__Task goal__
All the records that follow need to be reproduced exactly. Omit the images.

--

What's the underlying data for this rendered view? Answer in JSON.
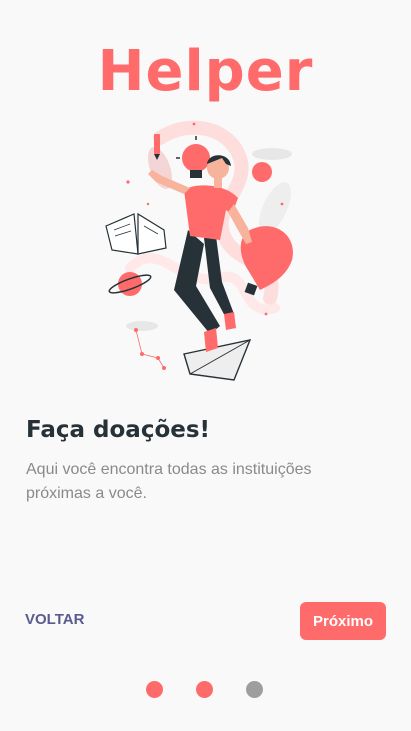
{
  "app": {
    "logo_text": "Helper"
  },
  "onboarding": {
    "title": "Faça doações!",
    "description": "Aqui você encontra todas as instituições próximas a você."
  },
  "navigation": {
    "back_label": "VOLTAR",
    "next_label": "Próximo"
  },
  "pagination": {
    "total": 3,
    "active_states": [
      true,
      true,
      false
    ]
  },
  "colors": {
    "accent": "#ff6b6b",
    "dark": "#263238",
    "muted_text": "#8a8a8a",
    "back_text": "#5a5b8f",
    "dot_inactive": "#9e9e9e"
  }
}
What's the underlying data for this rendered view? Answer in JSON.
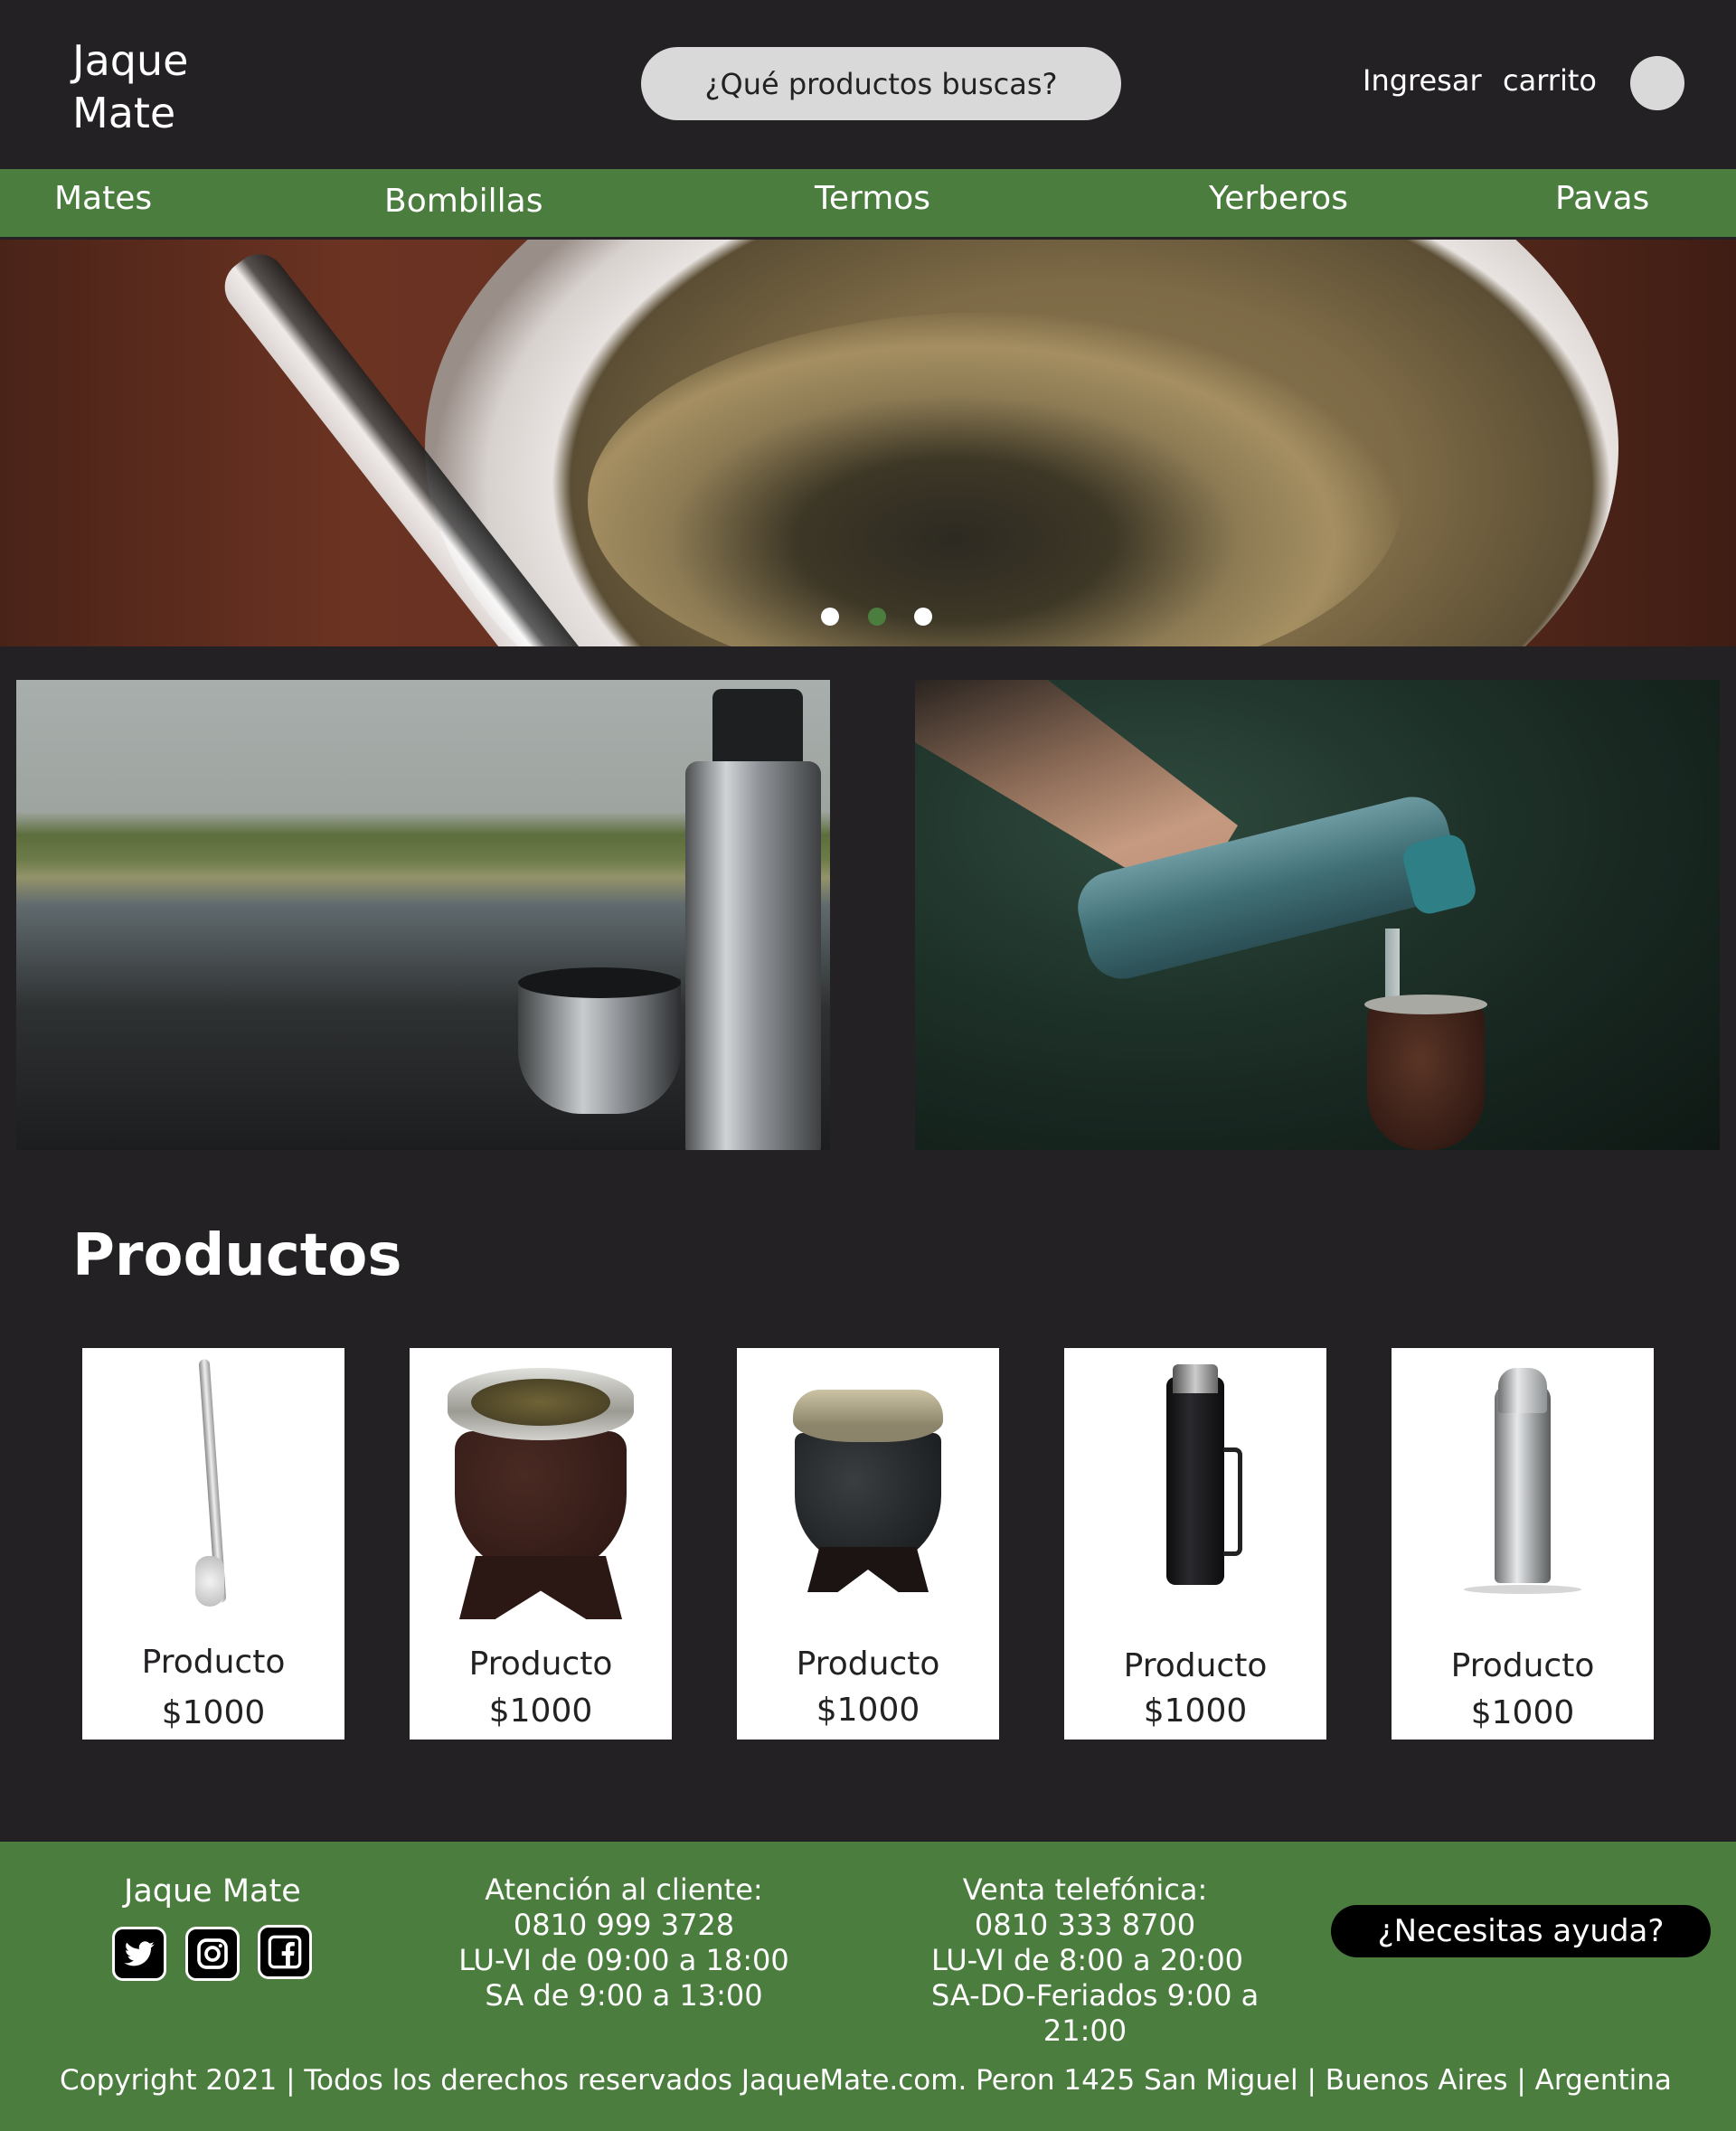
{
  "header": {
    "logo": "Jaque Mate",
    "search_placeholder": "¿Qué productos buscas?",
    "login_label": "Ingresar",
    "cart_label": "carrito"
  },
  "nav": {
    "items": [
      "Mates",
      "Bombillas",
      "Termos",
      "Yerberos",
      "Pavas"
    ]
  },
  "carousel": {
    "slides": 3,
    "active_slide": 2
  },
  "products": {
    "title": "Productos",
    "items": [
      {
        "name": "Producto",
        "price": "$1000",
        "icon": "bombilla-icon"
      },
      {
        "name": "Producto",
        "price": "$1000",
        "icon": "mate-gourd-icon"
      },
      {
        "name": "Producto",
        "price": "$1000",
        "icon": "mate-gourd-icon"
      },
      {
        "name": "Producto",
        "price": "$1000",
        "icon": "thermos-icon"
      },
      {
        "name": "Producto",
        "price": "$1000",
        "icon": "thermos-icon"
      }
    ]
  },
  "footer": {
    "brand": "Jaque Mate",
    "social": [
      "twitter-icon",
      "instagram-icon",
      "facebook-icon"
    ],
    "customer_service": {
      "title": "Atención al cliente:",
      "phone": "0810 999 3728",
      "hours_weekday": "LU-VI de 09:00 a 18:00",
      "hours_saturday": "SA de 9:00 a 13:00"
    },
    "phone_sales": {
      "title": "Venta telefónica:",
      "phone": "0810 333 8700",
      "hours_weekday": "LU-VI de 8:00 a 20:00",
      "hours_weekend_line1": "SA-DO-Feriados 9:00 a",
      "hours_weekend_line2": "21:00"
    },
    "help_button": "¿Necesitas ayuda?",
    "copyright": "Copyright 2021 | Todos los derechos reservados JaqueMate.com. Peron 1425 San Miguel | Buenos Aires | Argentina"
  },
  "colors": {
    "background": "#232123",
    "accent_green": "#4b7d3e",
    "search_bg": "#d9d9d9"
  }
}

--

__The completed task__
What's the underlying data for this rendered view? Answer in JSON.
{
  "app": {
    "logo_text": "Helper"
  },
  "onboarding": {
    "title": "Faça doações!",
    "description": "Aqui você encontra todas as instituições próximas a você."
  },
  "navigation": {
    "back_label": "VOLTAR",
    "next_label": "Próximo"
  },
  "pagination": {
    "total": 3,
    "active_states": [
      true,
      true,
      false
    ]
  },
  "colors": {
    "accent": "#ff6b6b",
    "dark": "#263238",
    "muted_text": "#8a8a8a",
    "back_text": "#5a5b8f",
    "dot_inactive": "#9e9e9e"
  }
}
What's the underlying data for this rendered view? Answer in JSON.
{
  "header": {
    "logo": "Jaque Mate",
    "search_placeholder": "¿Qué productos buscas?",
    "login_label": "Ingresar",
    "cart_label": "carrito"
  },
  "nav": {
    "items": [
      "Mates",
      "Bombillas",
      "Termos",
      "Yerberos",
      "Pavas"
    ]
  },
  "carousel": {
    "slides": 3,
    "active_slide": 2
  },
  "products": {
    "title": "Productos",
    "items": [
      {
        "name": "Producto",
        "price": "$1000",
        "icon": "bombilla-icon"
      },
      {
        "name": "Producto",
        "price": "$1000",
        "icon": "mate-gourd-icon"
      },
      {
        "name": "Producto",
        "price": "$1000",
        "icon": "mate-gourd-icon"
      },
      {
        "name": "Producto",
        "price": "$1000",
        "icon": "thermos-icon"
      },
      {
        "name": "Producto",
        "price": "$1000",
        "icon": "thermos-icon"
      }
    ]
  },
  "footer": {
    "brand": "Jaque Mate",
    "social": [
      "twitter-icon",
      "instagram-icon",
      "facebook-icon"
    ],
    "customer_service": {
      "title": "Atención al cliente:",
      "phone": "0810 999 3728",
      "hours_weekday": "LU-VI de 09:00 a 18:00",
      "hours_saturday": "SA de 9:00 a 13:00"
    },
    "phone_sales": {
      "title": "Venta telefónica:",
      "phone": "0810 333 8700",
      "hours_weekday": "LU-VI de 8:00 a 20:00",
      "hours_weekend_line1": "SA-DO-Feriados 9:00 a",
      "hours_weekend_line2": "21:00"
    },
    "help_button": "¿Necesitas ayuda?",
    "copyright": "Copyright 2021 | Todos los derechos reservados JaqueMate.com. Peron 1425 San Miguel | Buenos Aires | Argentina"
  },
  "colors": {
    "background": "#232123",
    "accent_green": "#4b7d3e",
    "search_bg": "#d9d9d9"
  }
}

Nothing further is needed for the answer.